Which lines hold the word "type"? Show each of them.

* begin *

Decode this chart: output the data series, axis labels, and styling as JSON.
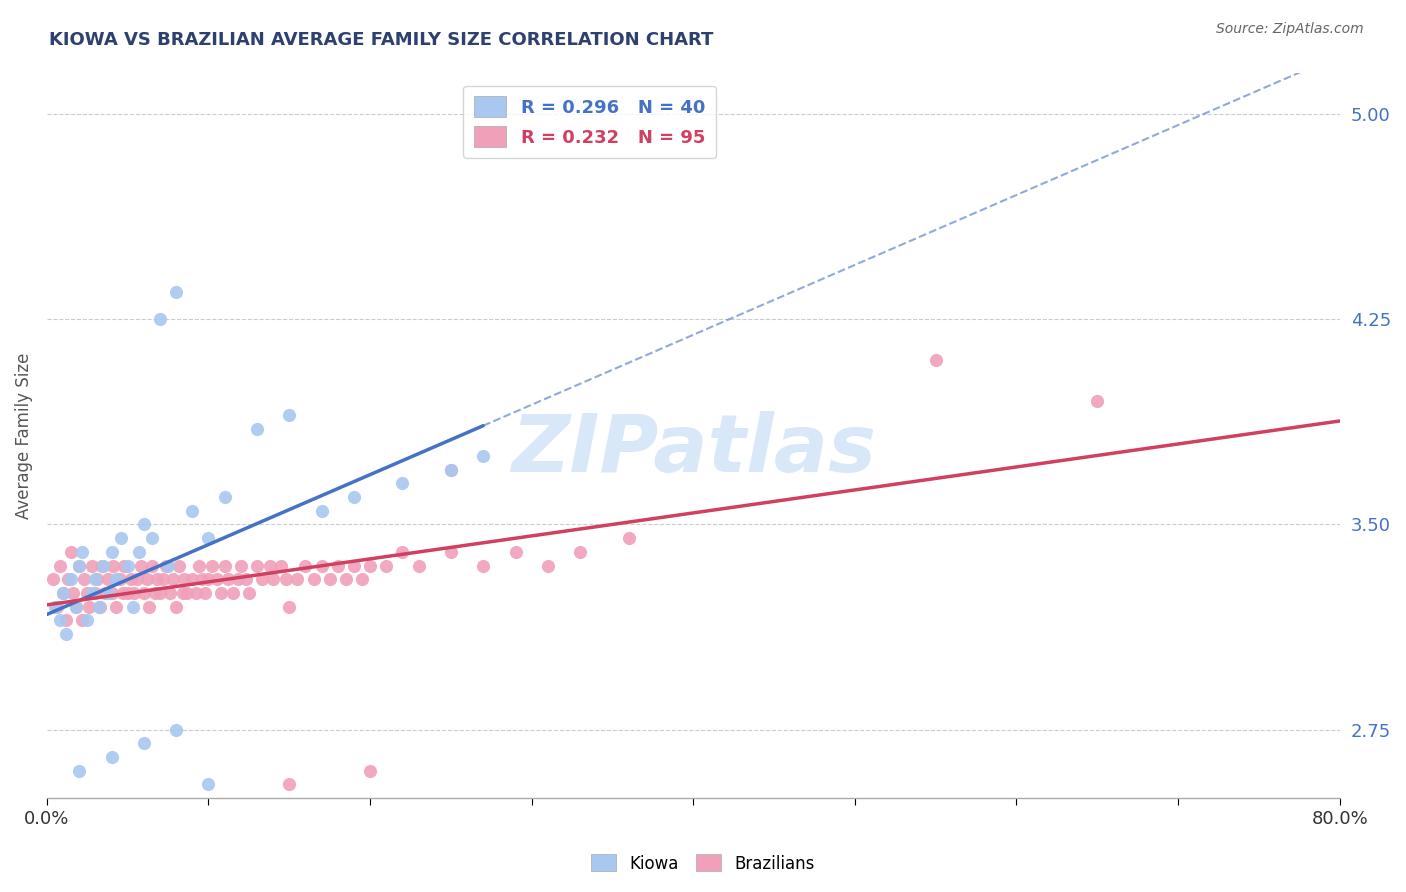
{
  "title": "KIOWA VS BRAZILIAN AVERAGE FAMILY SIZE CORRELATION CHART",
  "source": "Source: ZipAtlas.com",
  "ylabel": "Average Family Size",
  "xlim": [
    0.0,
    0.8
  ],
  "ylim": [
    2.5,
    5.15
  ],
  "yticks": [
    2.75,
    3.5,
    4.25,
    5.0
  ],
  "kiowa_R": 0.296,
  "kiowa_N": 40,
  "brazilian_R": 0.232,
  "brazilian_N": 95,
  "kiowa_color": "#a8c8f0",
  "kiowa_line_color": "#4472c4",
  "brazilian_color": "#f0a0b8",
  "brazilian_line_color": "#d04060",
  "background_color": "#ffffff",
  "grid_color": "#cccccc",
  "title_color": "#2e4070",
  "axis_label_color": "#4472c4",
  "watermark": "ZIPatlas",
  "watermark_color": "#d8e8f8",
  "kiowa_x": [
    0.005,
    0.008,
    0.01,
    0.012,
    0.015,
    0.018,
    0.02,
    0.022,
    0.025,
    0.028,
    0.03,
    0.032,
    0.035,
    0.038,
    0.04,
    0.043,
    0.046,
    0.05,
    0.053,
    0.057,
    0.06,
    0.065,
    0.07,
    0.075,
    0.08,
    0.09,
    0.1,
    0.11,
    0.13,
    0.15,
    0.17,
    0.19,
    0.22,
    0.25,
    0.27,
    0.02,
    0.04,
    0.06,
    0.08,
    0.1
  ],
  "kiowa_y": [
    3.2,
    3.15,
    3.25,
    3.1,
    3.3,
    3.2,
    3.35,
    3.4,
    3.15,
    3.25,
    3.3,
    3.2,
    3.35,
    3.25,
    3.4,
    3.3,
    3.45,
    3.35,
    3.2,
    3.4,
    3.5,
    3.45,
    4.25,
    3.35,
    4.35,
    3.55,
    3.45,
    3.6,
    3.85,
    3.9,
    3.55,
    3.6,
    3.65,
    3.7,
    3.75,
    2.6,
    2.65,
    2.7,
    2.75,
    2.55
  ],
  "brazilian_x": [
    0.004,
    0.006,
    0.008,
    0.01,
    0.012,
    0.013,
    0.015,
    0.016,
    0.018,
    0.02,
    0.022,
    0.023,
    0.025,
    0.026,
    0.028,
    0.03,
    0.031,
    0.033,
    0.034,
    0.036,
    0.038,
    0.04,
    0.041,
    0.043,
    0.045,
    0.047,
    0.048,
    0.05,
    0.052,
    0.054,
    0.056,
    0.058,
    0.06,
    0.062,
    0.063,
    0.065,
    0.067,
    0.068,
    0.07,
    0.072,
    0.074,
    0.076,
    0.078,
    0.08,
    0.082,
    0.084,
    0.085,
    0.087,
    0.09,
    0.092,
    0.094,
    0.096,
    0.098,
    0.1,
    0.102,
    0.105,
    0.108,
    0.11,
    0.112,
    0.115,
    0.118,
    0.12,
    0.123,
    0.125,
    0.13,
    0.133,
    0.138,
    0.14,
    0.145,
    0.148,
    0.15,
    0.155,
    0.16,
    0.165,
    0.17,
    0.175,
    0.18,
    0.185,
    0.19,
    0.195,
    0.2,
    0.21,
    0.22,
    0.23,
    0.25,
    0.27,
    0.29,
    0.31,
    0.33,
    0.36,
    0.15,
    0.2,
    0.25,
    0.55,
    0.65
  ],
  "brazilian_y": [
    3.3,
    3.2,
    3.35,
    3.25,
    3.15,
    3.3,
    3.4,
    3.25,
    3.2,
    3.35,
    3.15,
    3.3,
    3.25,
    3.2,
    3.35,
    3.25,
    3.3,
    3.2,
    3.35,
    3.25,
    3.3,
    3.25,
    3.35,
    3.2,
    3.3,
    3.25,
    3.35,
    3.25,
    3.3,
    3.25,
    3.3,
    3.35,
    3.25,
    3.3,
    3.2,
    3.35,
    3.25,
    3.3,
    3.25,
    3.3,
    3.35,
    3.25,
    3.3,
    3.2,
    3.35,
    3.25,
    3.3,
    3.25,
    3.3,
    3.25,
    3.35,
    3.3,
    3.25,
    3.3,
    3.35,
    3.3,
    3.25,
    3.35,
    3.3,
    3.25,
    3.3,
    3.35,
    3.3,
    3.25,
    3.35,
    3.3,
    3.35,
    3.3,
    3.35,
    3.3,
    3.2,
    3.3,
    3.35,
    3.3,
    3.35,
    3.3,
    3.35,
    3.3,
    3.35,
    3.3,
    3.35,
    3.35,
    3.4,
    3.35,
    3.4,
    3.35,
    3.4,
    3.35,
    3.4,
    3.45,
    2.55,
    2.6,
    3.7,
    4.1,
    3.95
  ]
}
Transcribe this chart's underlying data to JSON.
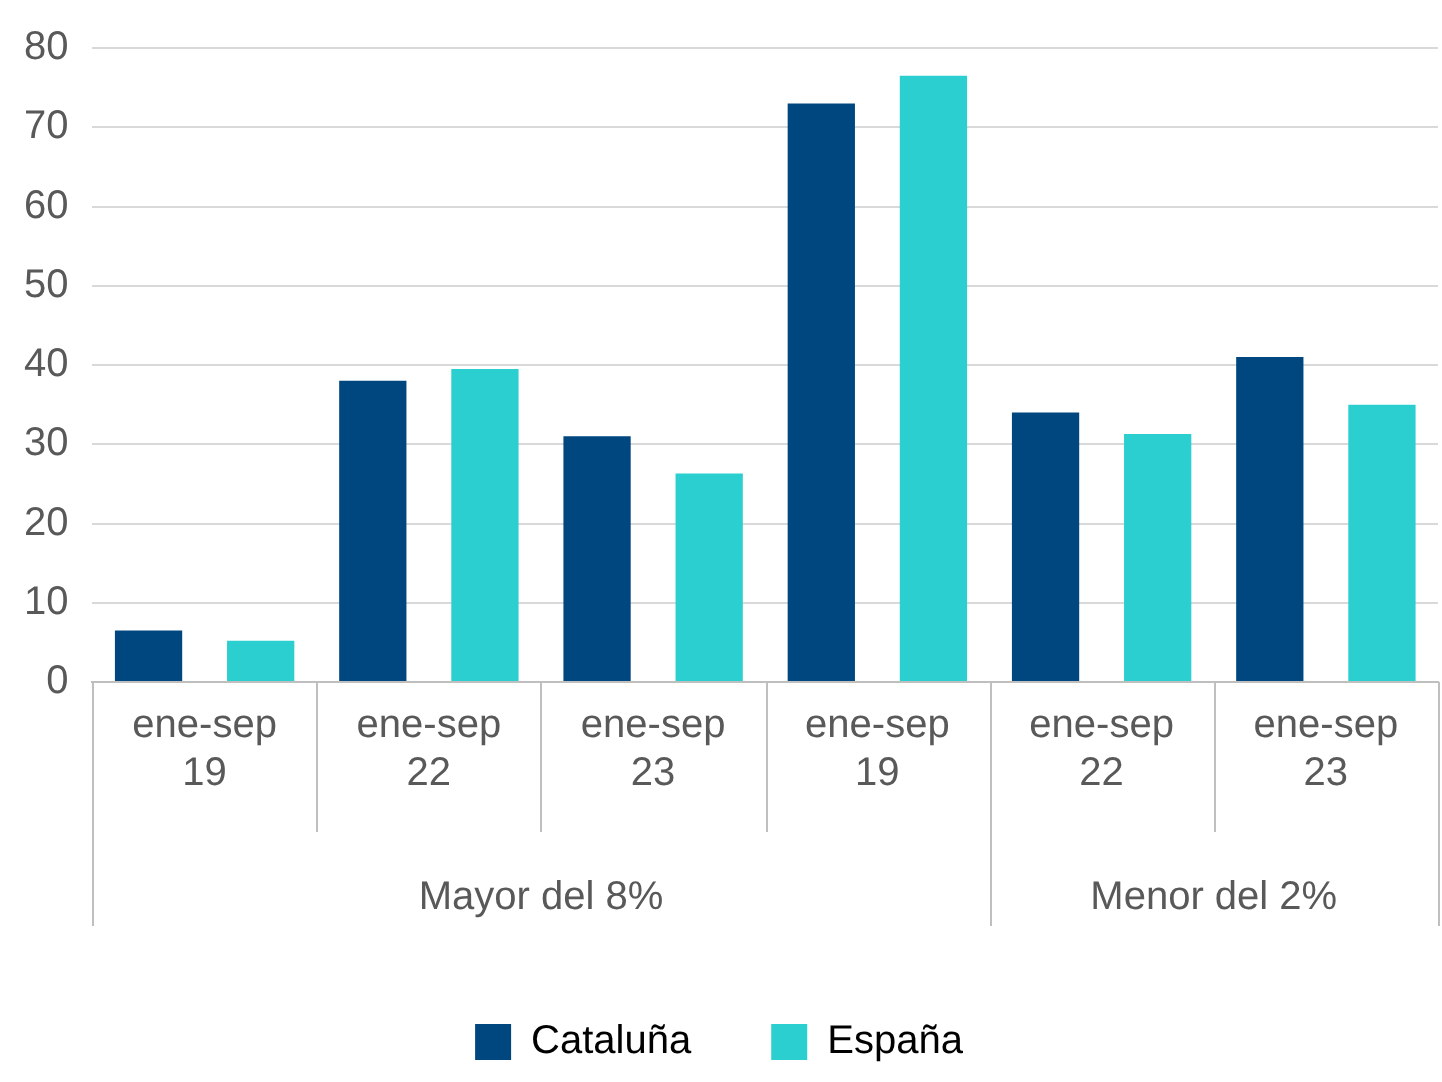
{
  "chart_data": {
    "type": "bar",
    "categories": [
      "ene-sep 19",
      "ene-sep 22",
      "ene-sep 23",
      "ene-sep 19",
      "ene-sep 22",
      "ene-sep 23"
    ],
    "series": [
      {
        "name": "Cataluña",
        "color": "#00467f",
        "values": [
          6.5,
          38,
          31,
          73,
          34,
          41
        ]
      },
      {
        "name": "España",
        "color": "#2ccfcf",
        "values": [
          5.2,
          39.5,
          26.3,
          76.5,
          31.3,
          35
        ]
      }
    ],
    "annotations": [
      "Mayor del 8%",
      "Menor del 2%"
    ],
    "ylim": [
      0,
      80
    ],
    "yticks": [
      0,
      10,
      20,
      30,
      40,
      50,
      60,
      70,
      80
    ],
    "grid": "y",
    "legend": "bottom"
  }
}
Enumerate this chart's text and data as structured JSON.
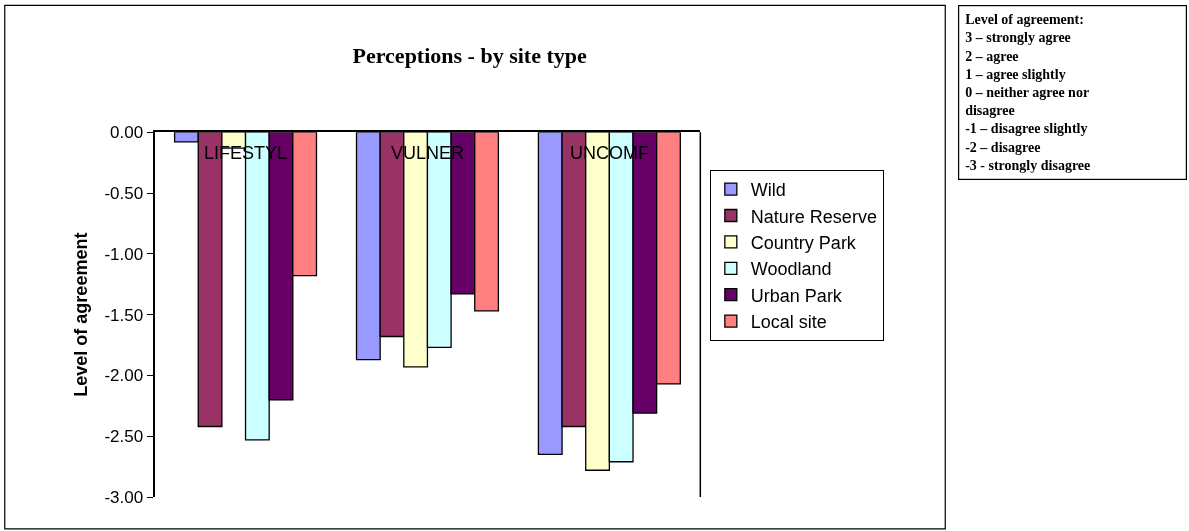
{
  "chart_data": {
    "type": "bar",
    "title": "Perceptions - by site type",
    "ylabel": "Level of agreement",
    "categories": [
      "LIFESTYL",
      "VULNER",
      "UNCOMF"
    ],
    "series": [
      {
        "name": "Wild",
        "color": "#9999ff",
        "values": [
          -0.08,
          -1.87,
          -2.65
        ]
      },
      {
        "name": "Nature Reserve",
        "color": "#993366",
        "values": [
          -2.42,
          -1.68,
          -2.42
        ]
      },
      {
        "name": "Country Park",
        "color": "#ffffcc",
        "values": [
          -0.13,
          -1.93,
          -2.78
        ]
      },
      {
        "name": "Woodland",
        "color": "#ccffff",
        "values": [
          -2.53,
          -1.77,
          -2.71
        ]
      },
      {
        "name": "Urban Park",
        "color": "#660066",
        "values": [
          -2.2,
          -1.33,
          -2.31
        ]
      },
      {
        "name": "Local site",
        "color": "#ff8080",
        "values": [
          -1.18,
          -1.47,
          -2.07
        ]
      }
    ],
    "ylim": [
      -3,
      0
    ],
    "yticks": [
      {
        "value": 0,
        "label": "0.00"
      },
      {
        "value": -0.5,
        "label": "-0.50"
      },
      {
        "value": -1,
        "label": "-1.00"
      },
      {
        "value": -1.5,
        "label": "-1.50"
      },
      {
        "value": -2,
        "label": "-2.00"
      },
      {
        "value": -2.5,
        "label": "-2.50"
      },
      {
        "value": -3,
        "label": "-3.00"
      }
    ],
    "legend": "right",
    "annotations": [
      "Level of agreement:\n3 – strongly agree\n2 – agree\n1 – agree slightly\n0 – neither agree nor\ndisagree\n-1 – disagree slightly\n-2 – disagree\n-3 - strongly disagree"
    ]
  }
}
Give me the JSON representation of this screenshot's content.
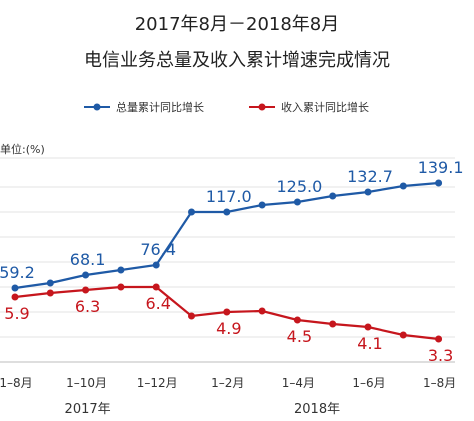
{
  "chart_data": {
    "type": "line",
    "title": "2017年8月－2018年8月",
    "subtitle": "电信业务总量及收入累计增速完成情况",
    "unit_label": "单位:(%)",
    "x": [
      "2017-8",
      "2017-9",
      "2017-10",
      "2017-11",
      "2017-12",
      "2018-1",
      "2018-2",
      "2018-3",
      "2018-4",
      "2018-5",
      "2018-6",
      "2018-7",
      "2018-8"
    ],
    "tick_labels": [
      "1–8月",
      "1–10月",
      "1–12月",
      "1–2月",
      "1–4月",
      "1–6月",
      "1–8月"
    ],
    "tick_indices": [
      0,
      2,
      4,
      6,
      8,
      10,
      12
    ],
    "year_labels": [
      {
        "label": "2017年",
        "at": 2
      },
      {
        "label": "2018年",
        "at": 8.5
      }
    ],
    "series": [
      {
        "name": "总量累计同比增长",
        "color": "#1f5aa6",
        "values": [
          59.2,
          63.5,
          68.1,
          71.8,
          76.4,
          117.0,
          117.0,
          121.5,
          125.0,
          129.0,
          132.7,
          137.0,
          139.1
        ],
        "labeled": [
          0,
          2,
          4,
          6,
          8,
          10,
          12
        ]
      },
      {
        "name": "收入累计同比增长",
        "color": "#c6161d",
        "values": [
          5.9,
          6.1,
          6.3,
          6.4,
          6.4,
          5.0,
          4.9,
          5.0,
          4.5,
          4.3,
          4.1,
          3.5,
          3.3
        ],
        "labeled": [
          0,
          2,
          4,
          6,
          8,
          10,
          12
        ]
      }
    ],
    "grid": true,
    "legend_position": "top"
  }
}
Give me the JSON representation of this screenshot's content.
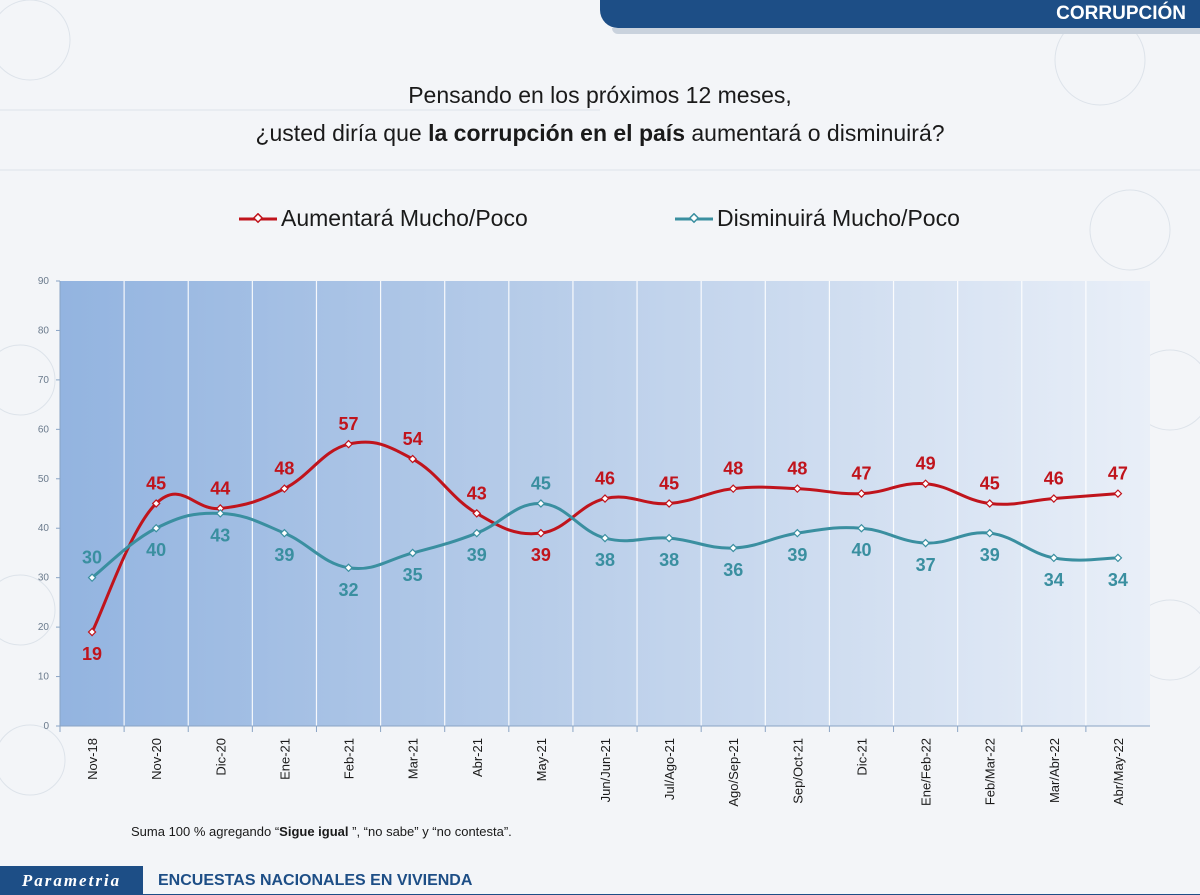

* end *

THE RESULT:
    "type": "bar",
    "type": "bar",
    "title": "Perceptions - by site type",
    "type": "line",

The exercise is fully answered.